== Raw data
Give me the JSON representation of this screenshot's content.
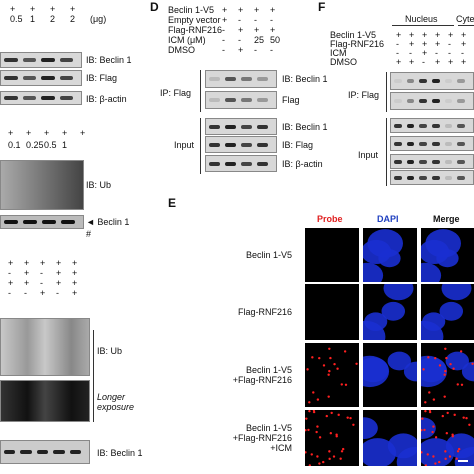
{
  "panel_a": {
    "rows": [
      [
        "+",
        "+",
        "+",
        "+"
      ],
      [
        "0.5",
        "1",
        "2",
        "2"
      ]
    ],
    "unit": "(μg)",
    "blot_labels": [
      "IB: Beclin 1",
      "IB: Flag",
      "IB: β-actin"
    ]
  },
  "panel_b": {
    "rows": [
      [
        "+",
        "+",
        "+",
        "+",
        "+"
      ],
      [
        "0.1",
        "0.25",
        "0.5",
        "1"
      ]
    ],
    "blot_label": "IB: Ub",
    "band_label": "◄ Beclin 1",
    "mark": "#"
  },
  "panel_c": {
    "rows": [
      [
        "+",
        "+",
        "+",
        "+",
        "+"
      ],
      [
        "-",
        "+",
        "-",
        "+",
        "+"
      ],
      [
        "+",
        "+",
        "-",
        "+",
        "+"
      ],
      [
        "-",
        "-",
        "+",
        "-",
        "+"
      ]
    ],
    "blot_labels": [
      "IB: Ub",
      "Longer exposure",
      "IB: Beclin 1"
    ]
  },
  "panel_d": {
    "letter": "D",
    "conditions": [
      {
        "label": "Beclin 1-V5",
        "signs": [
          "+",
          "+",
          "+",
          "+"
        ]
      },
      {
        "label": "Empty vector",
        "signs": [
          "+",
          "-",
          "-",
          "-"
        ]
      },
      {
        "label": "Flag-RNF216",
        "signs": [
          "-",
          "+",
          "+",
          "+"
        ]
      },
      {
        "label": "ICM (μM)",
        "signs": [
          "-",
          "-",
          "25",
          "50"
        ]
      },
      {
        "label": "DMSO",
        "signs": [
          "-",
          "+",
          "-",
          "-"
        ]
      }
    ],
    "ip_label": "IP: Flag",
    "input_label": "Input",
    "ip_blots": [
      "IB: Beclin 1",
      "Flag"
    ],
    "input_blots": [
      "IB: Beclin 1",
      "IB: Flag",
      "IB: β-actin"
    ]
  },
  "panel_f": {
    "letter": "F",
    "fractions": [
      "Nucleus",
      "Cyte"
    ],
    "conditions": [
      {
        "label": "Beclin 1-V5",
        "signs": [
          "+",
          "+",
          "+",
          "+",
          "+",
          "+"
        ]
      },
      {
        "label": "Flag-RNF216",
        "signs": [
          "-",
          "+",
          "+",
          "+",
          "-",
          "+"
        ]
      },
      {
        "label": "ICM",
        "signs": [
          "-",
          "-",
          "+",
          "-",
          "-",
          "-"
        ]
      },
      {
        "label": "DMSO",
        "signs": [
          "+",
          "+",
          "-",
          "+",
          "+",
          "+"
        ]
      }
    ],
    "ip_label": "IP: Flag",
    "input_label": "Input"
  },
  "panel_e": {
    "letter": "E",
    "columns": [
      "Probe",
      "DAPI",
      "Merge"
    ],
    "rows": [
      [
        "Beclin 1-V5"
      ],
      [
        "Flag-RNF216"
      ],
      [
        "Beclin 1-V5",
        "+Flag-RNF216"
      ],
      [
        "Beclin 1-V5",
        "+Flag-RNF216",
        "+ICM"
      ]
    ]
  }
}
====
Repeat the preceding records precisely, and leave every picture out of the copy.

Give me the JSON representation of this screenshot's content.
{
  "panel_a": {
    "rows": [
      [
        "+",
        "+",
        "+",
        "+"
      ],
      [
        "0.5",
        "1",
        "2",
        "2"
      ]
    ],
    "unit": "(μg)",
    "blot_labels": [
      "IB: Beclin 1",
      "IB: Flag",
      "IB: β-actin"
    ]
  },
  "panel_b": {
    "rows": [
      [
        "+",
        "+",
        "+",
        "+",
        "+"
      ],
      [
        "0.1",
        "0.25",
        "0.5",
        "1"
      ]
    ],
    "blot_label": "IB: Ub",
    "band_label": "◄ Beclin 1",
    "mark": "#"
  },
  "panel_c": {
    "rows": [
      [
        "+",
        "+",
        "+",
        "+",
        "+"
      ],
      [
        "-",
        "+",
        "-",
        "+",
        "+"
      ],
      [
        "+",
        "+",
        "-",
        "+",
        "+"
      ],
      [
        "-",
        "-",
        "+",
        "-",
        "+"
      ]
    ],
    "blot_labels": [
      "IB: Ub",
      "Longer exposure",
      "IB: Beclin 1"
    ]
  },
  "panel_d": {
    "letter": "D",
    "conditions": [
      {
        "label": "Beclin 1-V5",
        "signs": [
          "+",
          "+",
          "+",
          "+"
        ]
      },
      {
        "label": "Empty vector",
        "signs": [
          "+",
          "-",
          "-",
          "-"
        ]
      },
      {
        "label": "Flag-RNF216",
        "signs": [
          "-",
          "+",
          "+",
          "+"
        ]
      },
      {
        "label": "ICM (μM)",
        "signs": [
          "-",
          "-",
          "25",
          "50"
        ]
      },
      {
        "label": "DMSO",
        "signs": [
          "-",
          "+",
          "-",
          "-"
        ]
      }
    ],
    "ip_label": "IP: Flag",
    "input_label": "Input",
    "ip_blots": [
      "IB: Beclin 1",
      "Flag"
    ],
    "input_blots": [
      "IB: Beclin 1",
      "IB: Flag",
      "IB: β-actin"
    ]
  },
  "panel_f": {
    "letter": "F",
    "fractions": [
      "Nucleus",
      "Cyte"
    ],
    "conditions": [
      {
        "label": "Beclin 1-V5",
        "signs": [
          "+",
          "+",
          "+",
          "+",
          "+",
          "+"
        ]
      },
      {
        "label": "Flag-RNF216",
        "signs": [
          "-",
          "+",
          "+",
          "+",
          "-",
          "+"
        ]
      },
      {
        "label": "ICM",
        "signs": [
          "-",
          "-",
          "+",
          "-",
          "-",
          "-"
        ]
      },
      {
        "label": "DMSO",
        "signs": [
          "+",
          "+",
          "-",
          "+",
          "+",
          "+"
        ]
      }
    ],
    "ip_label": "IP: Flag",
    "input_label": "Input"
  },
  "panel_e": {
    "letter": "E",
    "columns": [
      "Probe",
      "DAPI",
      "Merge"
    ],
    "rows": [
      [
        "Beclin 1-V5"
      ],
      [
        "Flag-RNF216"
      ],
      [
        "Beclin 1-V5",
        "+Flag-RNF216"
      ],
      [
        "Beclin 1-V5",
        "+Flag-RNF216",
        "+ICM"
      ]
    ]
  }
}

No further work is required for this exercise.